EXERCISE DIRECTIONS:
Find the string "zwüschend" in the data, then copy every line where it is found.

EXERCISE INPUTS:
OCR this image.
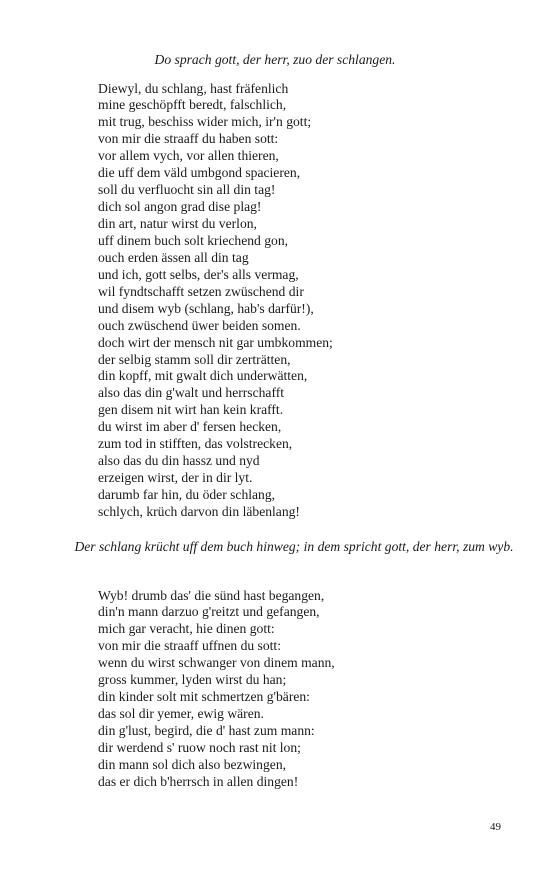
Do sprach gott, der herr, zuo der schlangen.

Diewyl, du schlang, hast fräfenlich
mine geschöpfft beredt, falschlich,
mit trug, beschiss wider mich, ir'n gott;
von mir die straaff du haben sott:
vor allem vych, vor allen thieren,
die uff dem väld umbgond spacieren,
soll du verfluocht sin all din tag!
dich sol angon grad dise plag!
din art, natur wirst du verlon,
uff dinem buch solt kriechend gon,
ouch erden ässen all din tag
und ich, gott selbs, der's alls vermag,
wil fyndtschafft setzen zwüschend dir
und disem wyb (schlang, hab's darfür!),
ouch zwüschend üwer beiden somen.
doch wirt der mensch nit gar umbkommen;
der selbig stamm soll dir zerträtten,
din kopff, mit gwalt dich underwätten,
also das din g'walt und herrschafft
gen disem nit wirt han kein krafft.
du wirst im aber d' fersen hecken,
zum tod in stifften, das volstrecken,
also das du din hassz und nyd
erzeigen wirst, der in dir lyt.
darumb far hin, du öder schlang,
schlych, krüch darvon din läbenlang!

Der schlang krücht uff dem buch hinweg; in dem spricht gott, der herr, zum wyb.

Wyb! drumb das' die sünd hast begangen,
din'n mann darzuo g'reitzt und gefangen,
mich gar veracht, hie dinen gott:
von mir die straaff uffnen du sott:
wenn du wirst schwanger von dinem mann,
gross kummer, lyden wirst du han;
din kinder solt mit schmertzen g'bären:
das sol dir yemer, ewig wären.
din g'lust, begird, die d' hast zum mann:
dir werdend s' ruow noch rast nit lon;
din mann sol dich also bezwingen,
das er dich b'herrsch in allen dingen!
49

SOLUTION FOR THIS TASK:
wil fyndtschafft setzen zwüschend dir
ouch zwüschend üwer beiden somen.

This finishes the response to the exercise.